Transcribe the passage below on the Canberra colloquium about Russia's invasion of Ukraine, from "Chancellor Bishop opening" up to and including "likely years away.".

== PASSAGE FOR REVIEW ==
★ ★ ★

Monday, March 28, 2022

European Ambassadors Discuss Russia in Ukraine in Canberra

 Chancellor Bishop opening the
Greetings from "Russia's Invasion of Ukraine: A Colloquium", at the Moot Court of the Australian National University in Canberra. Chancellor Bishop is opening the colloquium. With a row of distinguished European ambassadors, flags, and a judges bench behind, it is perhaps a foretaste of the war crimes tribunals to come. But those are likely years away.  

The colloquium is an example of one of the uses of a research university. Whatever the topic,  you can likely find an expert on it at a major university. This event has the ambassadors today, and the the ANU's strategic experts give their views Wednesday.

★ ★ ★

== DATA EXCERPTS ==
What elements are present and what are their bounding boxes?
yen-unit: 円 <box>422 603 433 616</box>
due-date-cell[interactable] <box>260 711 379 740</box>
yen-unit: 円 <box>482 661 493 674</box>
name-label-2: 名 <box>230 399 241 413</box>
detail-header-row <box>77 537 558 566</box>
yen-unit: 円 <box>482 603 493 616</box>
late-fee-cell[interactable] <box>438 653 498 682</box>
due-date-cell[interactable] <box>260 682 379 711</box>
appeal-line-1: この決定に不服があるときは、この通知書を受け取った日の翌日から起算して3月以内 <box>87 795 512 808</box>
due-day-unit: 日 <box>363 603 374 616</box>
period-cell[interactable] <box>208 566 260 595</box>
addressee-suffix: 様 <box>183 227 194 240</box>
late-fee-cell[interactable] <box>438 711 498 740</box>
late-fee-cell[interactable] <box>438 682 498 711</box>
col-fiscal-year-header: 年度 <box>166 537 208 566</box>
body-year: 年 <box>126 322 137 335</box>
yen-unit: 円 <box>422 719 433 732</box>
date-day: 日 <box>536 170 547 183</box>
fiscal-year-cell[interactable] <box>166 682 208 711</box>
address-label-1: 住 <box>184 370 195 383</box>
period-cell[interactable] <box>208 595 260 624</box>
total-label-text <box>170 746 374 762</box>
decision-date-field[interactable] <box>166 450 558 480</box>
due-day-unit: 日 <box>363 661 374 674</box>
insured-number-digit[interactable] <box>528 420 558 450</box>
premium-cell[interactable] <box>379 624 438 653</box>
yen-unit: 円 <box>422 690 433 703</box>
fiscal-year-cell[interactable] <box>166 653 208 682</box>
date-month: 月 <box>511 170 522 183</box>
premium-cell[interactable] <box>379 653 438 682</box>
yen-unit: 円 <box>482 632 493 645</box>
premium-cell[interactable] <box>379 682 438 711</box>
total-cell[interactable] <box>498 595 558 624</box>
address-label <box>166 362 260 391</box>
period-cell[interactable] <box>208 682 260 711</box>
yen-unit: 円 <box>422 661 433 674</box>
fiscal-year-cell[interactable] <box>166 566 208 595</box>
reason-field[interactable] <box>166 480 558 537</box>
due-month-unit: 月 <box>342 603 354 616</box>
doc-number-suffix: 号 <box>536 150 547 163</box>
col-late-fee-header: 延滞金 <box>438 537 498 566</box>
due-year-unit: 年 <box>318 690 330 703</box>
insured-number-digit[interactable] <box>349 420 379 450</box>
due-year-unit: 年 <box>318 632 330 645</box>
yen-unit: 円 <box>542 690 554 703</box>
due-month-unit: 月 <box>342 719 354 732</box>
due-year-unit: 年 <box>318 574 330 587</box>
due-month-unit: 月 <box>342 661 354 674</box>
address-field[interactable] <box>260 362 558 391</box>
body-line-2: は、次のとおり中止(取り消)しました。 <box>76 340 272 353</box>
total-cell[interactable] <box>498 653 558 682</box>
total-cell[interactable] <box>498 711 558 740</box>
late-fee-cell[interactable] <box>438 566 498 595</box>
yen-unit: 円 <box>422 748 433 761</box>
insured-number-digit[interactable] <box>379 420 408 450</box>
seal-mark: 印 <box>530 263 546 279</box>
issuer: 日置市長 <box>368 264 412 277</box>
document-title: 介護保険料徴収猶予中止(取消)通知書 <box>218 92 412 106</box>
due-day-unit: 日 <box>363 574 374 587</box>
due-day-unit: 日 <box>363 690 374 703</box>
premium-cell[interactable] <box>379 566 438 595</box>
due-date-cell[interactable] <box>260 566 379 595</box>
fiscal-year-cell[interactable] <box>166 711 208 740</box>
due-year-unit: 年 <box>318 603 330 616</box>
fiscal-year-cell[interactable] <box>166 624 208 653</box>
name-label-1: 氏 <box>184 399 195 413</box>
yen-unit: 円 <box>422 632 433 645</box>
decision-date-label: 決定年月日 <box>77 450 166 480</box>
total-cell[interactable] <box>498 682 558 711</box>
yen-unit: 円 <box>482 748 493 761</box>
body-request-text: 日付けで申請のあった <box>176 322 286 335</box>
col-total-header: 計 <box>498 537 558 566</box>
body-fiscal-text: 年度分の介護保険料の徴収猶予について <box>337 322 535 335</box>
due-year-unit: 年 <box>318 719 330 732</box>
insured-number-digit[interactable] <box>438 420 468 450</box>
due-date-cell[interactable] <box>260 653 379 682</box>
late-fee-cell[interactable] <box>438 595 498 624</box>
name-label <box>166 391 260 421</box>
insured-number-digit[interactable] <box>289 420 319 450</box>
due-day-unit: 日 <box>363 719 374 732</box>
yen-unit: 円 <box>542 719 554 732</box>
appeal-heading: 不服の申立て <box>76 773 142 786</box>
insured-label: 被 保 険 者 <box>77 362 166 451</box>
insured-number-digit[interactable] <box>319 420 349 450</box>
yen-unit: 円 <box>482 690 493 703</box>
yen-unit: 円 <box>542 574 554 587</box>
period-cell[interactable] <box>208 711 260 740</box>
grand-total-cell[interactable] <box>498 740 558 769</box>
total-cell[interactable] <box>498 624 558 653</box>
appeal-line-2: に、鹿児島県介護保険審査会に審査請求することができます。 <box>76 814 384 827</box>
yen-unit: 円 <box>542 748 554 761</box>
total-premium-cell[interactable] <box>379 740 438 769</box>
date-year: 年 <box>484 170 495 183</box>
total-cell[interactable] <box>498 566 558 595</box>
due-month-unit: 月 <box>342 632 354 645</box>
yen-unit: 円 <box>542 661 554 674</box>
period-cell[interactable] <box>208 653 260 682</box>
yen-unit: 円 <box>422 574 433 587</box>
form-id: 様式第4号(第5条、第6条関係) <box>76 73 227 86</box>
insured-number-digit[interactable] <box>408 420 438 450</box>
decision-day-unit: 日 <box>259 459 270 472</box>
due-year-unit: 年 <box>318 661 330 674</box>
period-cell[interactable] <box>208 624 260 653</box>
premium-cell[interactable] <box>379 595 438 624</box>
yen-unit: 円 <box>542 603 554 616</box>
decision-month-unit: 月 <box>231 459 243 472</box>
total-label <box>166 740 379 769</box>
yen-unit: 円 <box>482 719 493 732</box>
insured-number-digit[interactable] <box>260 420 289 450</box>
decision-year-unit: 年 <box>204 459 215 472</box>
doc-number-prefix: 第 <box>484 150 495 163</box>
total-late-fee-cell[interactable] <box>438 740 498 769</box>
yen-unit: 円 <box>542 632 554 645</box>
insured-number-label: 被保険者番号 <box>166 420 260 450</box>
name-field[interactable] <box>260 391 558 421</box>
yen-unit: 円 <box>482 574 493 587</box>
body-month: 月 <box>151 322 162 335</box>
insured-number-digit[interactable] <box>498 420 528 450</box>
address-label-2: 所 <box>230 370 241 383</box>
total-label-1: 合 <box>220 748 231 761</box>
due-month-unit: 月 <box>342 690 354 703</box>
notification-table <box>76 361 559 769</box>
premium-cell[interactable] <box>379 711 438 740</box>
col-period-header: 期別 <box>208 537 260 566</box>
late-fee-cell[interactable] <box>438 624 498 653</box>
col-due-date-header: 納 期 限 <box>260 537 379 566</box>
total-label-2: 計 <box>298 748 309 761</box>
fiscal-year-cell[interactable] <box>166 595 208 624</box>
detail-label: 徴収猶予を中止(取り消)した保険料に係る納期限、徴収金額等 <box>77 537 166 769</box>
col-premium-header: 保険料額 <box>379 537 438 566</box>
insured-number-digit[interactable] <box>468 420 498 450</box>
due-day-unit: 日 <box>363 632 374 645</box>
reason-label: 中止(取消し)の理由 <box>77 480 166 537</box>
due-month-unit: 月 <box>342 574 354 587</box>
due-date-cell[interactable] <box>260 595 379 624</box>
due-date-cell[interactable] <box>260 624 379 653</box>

★ ★ ★

== RESPONSE TO THE TASK ==
Chancellor Bishop opening the
Greetings from "Russia's Invasion of Ukraine: A Colloquium", at the Moot Court of the Australian National University in Canberra. Chancellor Bishop is opening the colloquium. With a row of distinguished European ambassadors, flags, and a judges bench behind, it is perhaps a foretaste of the war crimes tribunals to come. But those are likely years away.